Records that describe figures:
▬▬▬▬▬▬

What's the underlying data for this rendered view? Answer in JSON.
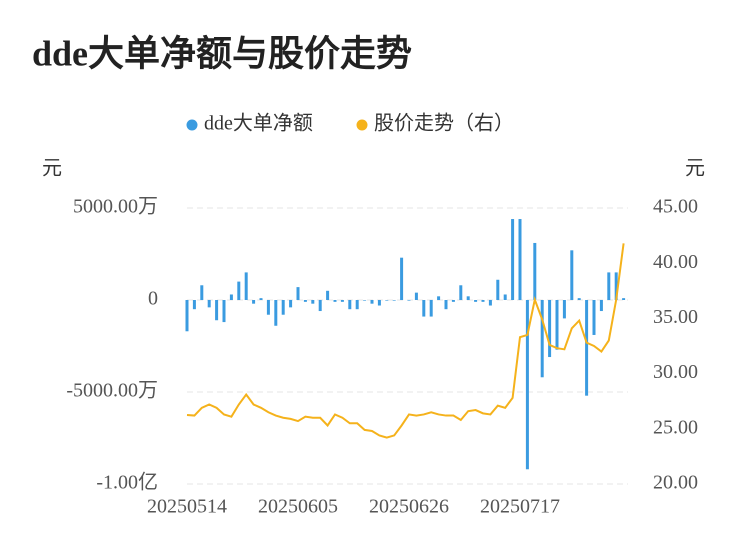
{
  "chart_data": {
    "type": "bar",
    "title": "dde大单净额与股价走势",
    "y_label": "元",
    "y2_label": "元",
    "categories": [
      "20250514",
      null,
      null,
      null,
      null,
      null,
      null,
      null,
      null,
      null,
      null,
      null,
      null,
      null,
      null,
      "20250605",
      null,
      null,
      null,
      null,
      null,
      null,
      null,
      null,
      null,
      null,
      null,
      null,
      null,
      null,
      "20250626",
      null,
      null,
      null,
      null,
      null,
      null,
      null,
      null,
      null,
      null,
      null,
      null,
      null,
      null,
      "20250717",
      null,
      null,
      null,
      null,
      null,
      null,
      null,
      null,
      null,
      null,
      null,
      null,
      null,
      null
    ],
    "series": [
      {
        "name": "dde大单净额",
        "type": "bar",
        "color": "#3a9be0",
        "values": [
          -1700,
          -500,
          800,
          -400,
          -1100,
          -1200,
          300,
          1000,
          1500,
          -200,
          100,
          -800,
          -1400,
          -800,
          -400,
          700,
          -100,
          -200,
          -600,
          500,
          -100,
          -100,
          -500,
          -500,
          0,
          -200,
          -300,
          0,
          0,
          2300,
          0,
          400,
          -900,
          -900,
          200,
          -500,
          -100,
          800,
          200,
          -100,
          -100,
          -300,
          1100,
          300,
          4400,
          4400,
          -9200,
          3100,
          -4200,
          -3100,
          -2700,
          -1000,
          2700,
          100,
          -5200,
          -1900,
          -600,
          1500,
          1500,
          100
        ]
      },
      {
        "name": "股价走势（右）",
        "type": "line",
        "axis": "y2",
        "color": "#f5b21b",
        "values": [
          26.25,
          26.2,
          26.9,
          27.2,
          26.9,
          26.3,
          26.1,
          27.2,
          28.1,
          27.2,
          26.9,
          26.5,
          26.2,
          26.0,
          25.9,
          25.7,
          26.1,
          26.0,
          26.0,
          25.3,
          26.3,
          26.0,
          25.5,
          25.5,
          24.9,
          24.8,
          24.4,
          24.2,
          24.4,
          25.3,
          26.3,
          26.2,
          26.3,
          26.5,
          26.3,
          26.2,
          26.2,
          25.8,
          26.6,
          26.7,
          26.4,
          26.3,
          27.1,
          26.9,
          27.8,
          33.3,
          33.5,
          36.7,
          34.9,
          32.6,
          32.3,
          32.2,
          34.1,
          34.8,
          32.8,
          32.5,
          32.0,
          33.0,
          36.7,
          41.8
        ]
      }
    ],
    "ylim": [
      -10000,
      5000
    ],
    "yticks": [
      {
        "value": 5000,
        "label": "5000.00万"
      },
      0,
      {
        "value": -5000,
        "label": "-5000.00万"
      },
      {
        "value": -10000,
        "label": "-1.00亿"
      }
    ],
    "y2lim": [
      20,
      45
    ],
    "y2ticks": [
      {
        "value": 45,
        "label": "45.00"
      },
      {
        "value": 40,
        "label": "40.00"
      },
      {
        "value": 35,
        "label": "35.00"
      },
      {
        "value": 30,
        "label": "30.00"
      },
      {
        "value": 25,
        "label": "25.00"
      },
      {
        "value": 20,
        "label": "20.00"
      }
    ],
    "grid": true
  }
}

▬▬▬▬▬▬

## What the task asks
Leave out the pictures and give the rest of the records again exactly.

## Complete output
What's the underlying data for this rendered view? Answer in JSON.
{
  "chart_data": {
    "type": "bar",
    "title": "dde大单净额与股价走势",
    "y_label": "元",
    "y2_label": "元",
    "categories": [
      "20250514",
      null,
      null,
      null,
      null,
      null,
      null,
      null,
      null,
      null,
      null,
      null,
      null,
      null,
      null,
      "20250605",
      null,
      null,
      null,
      null,
      null,
      null,
      null,
      null,
      null,
      null,
      null,
      null,
      null,
      null,
      "20250626",
      null,
      null,
      null,
      null,
      null,
      null,
      null,
      null,
      null,
      null,
      null,
      null,
      null,
      null,
      "20250717",
      null,
      null,
      null,
      null,
      null,
      null,
      null,
      null,
      null,
      null,
      null,
      null,
      null,
      null
    ],
    "series": [
      {
        "name": "dde大单净额",
        "type": "bar",
        "color": "#3a9be0",
        "values": [
          -1700,
          -500,
          800,
          -400,
          -1100,
          -1200,
          300,
          1000,
          1500,
          -200,
          100,
          -800,
          -1400,
          -800,
          -400,
          700,
          -100,
          -200,
          -600,
          500,
          -100,
          -100,
          -500,
          -500,
          0,
          -200,
          -300,
          0,
          0,
          2300,
          0,
          400,
          -900,
          -900,
          200,
          -500,
          -100,
          800,
          200,
          -100,
          -100,
          -300,
          1100,
          300,
          4400,
          4400,
          -9200,
          3100,
          -4200,
          -3100,
          -2700,
          -1000,
          2700,
          100,
          -5200,
          -1900,
          -600,
          1500,
          1500,
          100
        ]
      },
      {
        "name": "股价走势（右）",
        "type": "line",
        "axis": "y2",
        "color": "#f5b21b",
        "values": [
          26.25,
          26.2,
          26.9,
          27.2,
          26.9,
          26.3,
          26.1,
          27.2,
          28.1,
          27.2,
          26.9,
          26.5,
          26.2,
          26.0,
          25.9,
          25.7,
          26.1,
          26.0,
          26.0,
          25.3,
          26.3,
          26.0,
          25.5,
          25.5,
          24.9,
          24.8,
          24.4,
          24.2,
          24.4,
          25.3,
          26.3,
          26.2,
          26.3,
          26.5,
          26.3,
          26.2,
          26.2,
          25.8,
          26.6,
          26.7,
          26.4,
          26.3,
          27.1,
          26.9,
          27.8,
          33.3,
          33.5,
          36.7,
          34.9,
          32.6,
          32.3,
          32.2,
          34.1,
          34.8,
          32.8,
          32.5,
          32.0,
          33.0,
          36.7,
          41.8
        ]
      }
    ],
    "ylim": [
      -10000,
      5000
    ],
    "yticks": [
      {
        "value": 5000,
        "label": "5000.00万"
      },
      0,
      {
        "value": -5000,
        "label": "-5000.00万"
      },
      {
        "value": -10000,
        "label": "-1.00亿"
      }
    ],
    "y2lim": [
      20,
      45
    ],
    "y2ticks": [
      {
        "value": 45,
        "label": "45.00"
      },
      {
        "value": 40,
        "label": "40.00"
      },
      {
        "value": 35,
        "label": "35.00"
      },
      {
        "value": 30,
        "label": "30.00"
      },
      {
        "value": 25,
        "label": "25.00"
      },
      {
        "value": 20,
        "label": "20.00"
      }
    ],
    "grid": true
  }
}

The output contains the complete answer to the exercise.